Structured figure records

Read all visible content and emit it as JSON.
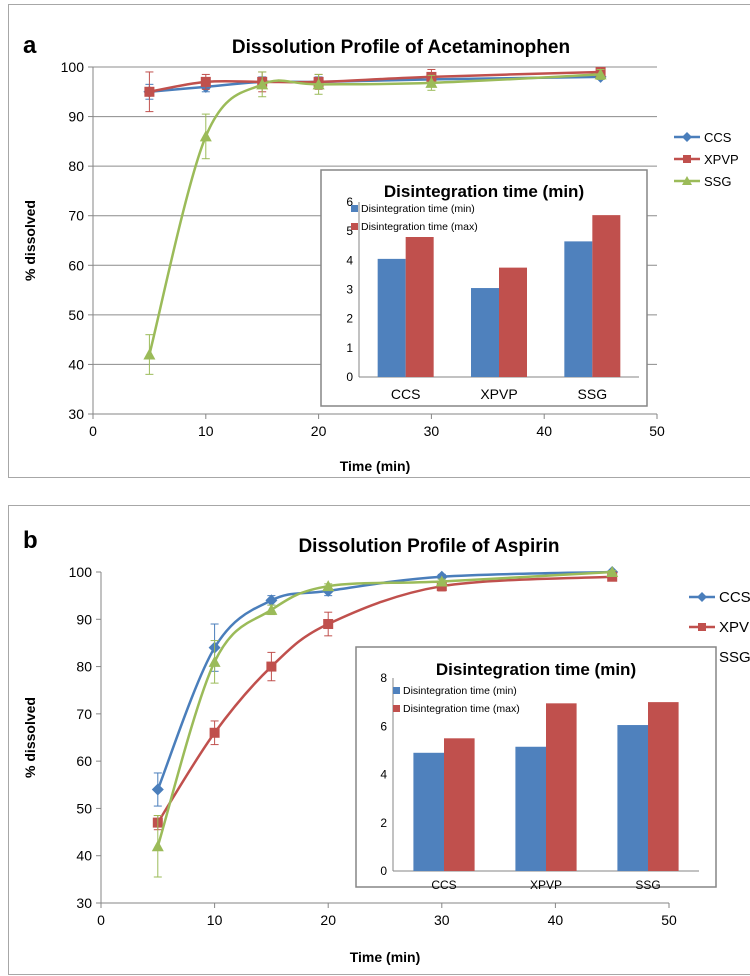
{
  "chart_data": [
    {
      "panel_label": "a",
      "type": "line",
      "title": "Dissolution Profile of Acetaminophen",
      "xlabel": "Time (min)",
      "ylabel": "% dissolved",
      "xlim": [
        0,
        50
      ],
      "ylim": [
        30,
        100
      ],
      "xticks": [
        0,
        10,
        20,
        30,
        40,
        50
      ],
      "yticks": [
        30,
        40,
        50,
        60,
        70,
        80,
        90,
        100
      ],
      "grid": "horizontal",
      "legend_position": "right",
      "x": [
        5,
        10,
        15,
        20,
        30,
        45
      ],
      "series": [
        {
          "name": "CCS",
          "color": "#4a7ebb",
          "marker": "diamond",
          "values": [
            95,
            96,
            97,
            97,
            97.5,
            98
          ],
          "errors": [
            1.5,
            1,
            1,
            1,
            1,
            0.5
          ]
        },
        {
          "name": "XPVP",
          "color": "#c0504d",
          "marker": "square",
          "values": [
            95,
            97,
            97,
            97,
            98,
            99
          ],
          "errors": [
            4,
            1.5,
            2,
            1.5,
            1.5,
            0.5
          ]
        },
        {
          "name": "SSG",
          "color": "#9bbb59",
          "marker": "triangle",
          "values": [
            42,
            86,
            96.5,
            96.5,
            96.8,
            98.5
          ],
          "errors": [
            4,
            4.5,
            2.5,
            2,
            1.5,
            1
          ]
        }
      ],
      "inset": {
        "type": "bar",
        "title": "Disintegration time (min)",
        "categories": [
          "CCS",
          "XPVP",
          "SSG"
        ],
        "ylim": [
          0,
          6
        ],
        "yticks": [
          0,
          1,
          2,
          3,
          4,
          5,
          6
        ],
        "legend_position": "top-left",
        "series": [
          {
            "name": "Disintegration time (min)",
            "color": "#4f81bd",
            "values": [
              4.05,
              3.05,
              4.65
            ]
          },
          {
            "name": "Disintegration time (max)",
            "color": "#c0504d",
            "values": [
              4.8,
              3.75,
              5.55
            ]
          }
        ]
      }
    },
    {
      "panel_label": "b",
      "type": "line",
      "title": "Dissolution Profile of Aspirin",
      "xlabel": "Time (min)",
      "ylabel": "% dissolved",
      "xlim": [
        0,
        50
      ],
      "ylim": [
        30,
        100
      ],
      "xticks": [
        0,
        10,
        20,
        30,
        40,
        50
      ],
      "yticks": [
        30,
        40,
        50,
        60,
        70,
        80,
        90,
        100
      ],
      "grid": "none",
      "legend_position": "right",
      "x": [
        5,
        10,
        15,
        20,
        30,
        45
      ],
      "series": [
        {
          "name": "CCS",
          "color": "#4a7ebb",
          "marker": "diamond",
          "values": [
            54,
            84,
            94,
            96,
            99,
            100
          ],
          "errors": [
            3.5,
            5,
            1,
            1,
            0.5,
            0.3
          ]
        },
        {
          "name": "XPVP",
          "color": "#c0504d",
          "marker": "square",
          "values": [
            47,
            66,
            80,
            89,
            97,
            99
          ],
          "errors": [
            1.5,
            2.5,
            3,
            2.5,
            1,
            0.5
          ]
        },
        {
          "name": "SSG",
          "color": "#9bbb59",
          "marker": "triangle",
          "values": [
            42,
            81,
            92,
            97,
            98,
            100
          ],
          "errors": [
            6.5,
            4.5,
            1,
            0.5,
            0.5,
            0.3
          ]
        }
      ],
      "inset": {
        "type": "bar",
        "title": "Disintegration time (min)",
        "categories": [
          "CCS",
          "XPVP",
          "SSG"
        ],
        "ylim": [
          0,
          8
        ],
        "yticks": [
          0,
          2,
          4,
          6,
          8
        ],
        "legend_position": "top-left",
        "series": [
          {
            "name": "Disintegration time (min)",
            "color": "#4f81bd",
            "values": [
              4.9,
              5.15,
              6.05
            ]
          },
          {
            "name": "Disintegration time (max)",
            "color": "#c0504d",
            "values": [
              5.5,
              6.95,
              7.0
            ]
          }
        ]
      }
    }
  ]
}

## WRITTEN REQUEST:
Leave out the pictures and output every record above precisely as given.

## SOLUTION BELOW:
Read all visible content and emit it as JSON.
{
  "chart_data": [
    {
      "panel_label": "a",
      "type": "line",
      "title": "Dissolution Profile of Acetaminophen",
      "xlabel": "Time (min)",
      "ylabel": "% dissolved",
      "xlim": [
        0,
        50
      ],
      "ylim": [
        30,
        100
      ],
      "xticks": [
        0,
        10,
        20,
        30,
        40,
        50
      ],
      "yticks": [
        30,
        40,
        50,
        60,
        70,
        80,
        90,
        100
      ],
      "grid": "horizontal",
      "legend_position": "right",
      "x": [
        5,
        10,
        15,
        20,
        30,
        45
      ],
      "series": [
        {
          "name": "CCS",
          "color": "#4a7ebb",
          "marker": "diamond",
          "values": [
            95,
            96,
            97,
            97,
            97.5,
            98
          ],
          "errors": [
            1.5,
            1,
            1,
            1,
            1,
            0.5
          ]
        },
        {
          "name": "XPVP",
          "color": "#c0504d",
          "marker": "square",
          "values": [
            95,
            97,
            97,
            97,
            98,
            99
          ],
          "errors": [
            4,
            1.5,
            2,
            1.5,
            1.5,
            0.5
          ]
        },
        {
          "name": "SSG",
          "color": "#9bbb59",
          "marker": "triangle",
          "values": [
            42,
            86,
            96.5,
            96.5,
            96.8,
            98.5
          ],
          "errors": [
            4,
            4.5,
            2.5,
            2,
            1.5,
            1
          ]
        }
      ],
      "inset": {
        "type": "bar",
        "title": "Disintegration time (min)",
        "categories": [
          "CCS",
          "XPVP",
          "SSG"
        ],
        "ylim": [
          0,
          6
        ],
        "yticks": [
          0,
          1,
          2,
          3,
          4,
          5,
          6
        ],
        "legend_position": "top-left",
        "series": [
          {
            "name": "Disintegration time (min)",
            "color": "#4f81bd",
            "values": [
              4.05,
              3.05,
              4.65
            ]
          },
          {
            "name": "Disintegration time (max)",
            "color": "#c0504d",
            "values": [
              4.8,
              3.75,
              5.55
            ]
          }
        ]
      }
    },
    {
      "panel_label": "b",
      "type": "line",
      "title": "Dissolution Profile of Aspirin",
      "xlabel": "Time (min)",
      "ylabel": "% dissolved",
      "xlim": [
        0,
        50
      ],
      "ylim": [
        30,
        100
      ],
      "xticks": [
        0,
        10,
        20,
        30,
        40,
        50
      ],
      "yticks": [
        30,
        40,
        50,
        60,
        70,
        80,
        90,
        100
      ],
      "grid": "none",
      "legend_position": "right",
      "x": [
        5,
        10,
        15,
        20,
        30,
        45
      ],
      "series": [
        {
          "name": "CCS",
          "color": "#4a7ebb",
          "marker": "diamond",
          "values": [
            54,
            84,
            94,
            96,
            99,
            100
          ],
          "errors": [
            3.5,
            5,
            1,
            1,
            0.5,
            0.3
          ]
        },
        {
          "name": "XPVP",
          "color": "#c0504d",
          "marker": "square",
          "values": [
            47,
            66,
            80,
            89,
            97,
            99
          ],
          "errors": [
            1.5,
            2.5,
            3,
            2.5,
            1,
            0.5
          ]
        },
        {
          "name": "SSG",
          "color": "#9bbb59",
          "marker": "triangle",
          "values": [
            42,
            81,
            92,
            97,
            98,
            100
          ],
          "errors": [
            6.5,
            4.5,
            1,
            0.5,
            0.5,
            0.3
          ]
        }
      ],
      "inset": {
        "type": "bar",
        "title": "Disintegration time (min)",
        "categories": [
          "CCS",
          "XPVP",
          "SSG"
        ],
        "ylim": [
          0,
          8
        ],
        "yticks": [
          0,
          2,
          4,
          6,
          8
        ],
        "legend_position": "top-left",
        "series": [
          {
            "name": "Disintegration time (min)",
            "color": "#4f81bd",
            "values": [
              4.9,
              5.15,
              6.05
            ]
          },
          {
            "name": "Disintegration time (max)",
            "color": "#c0504d",
            "values": [
              5.5,
              6.95,
              7.0
            ]
          }
        ]
      }
    }
  ]
}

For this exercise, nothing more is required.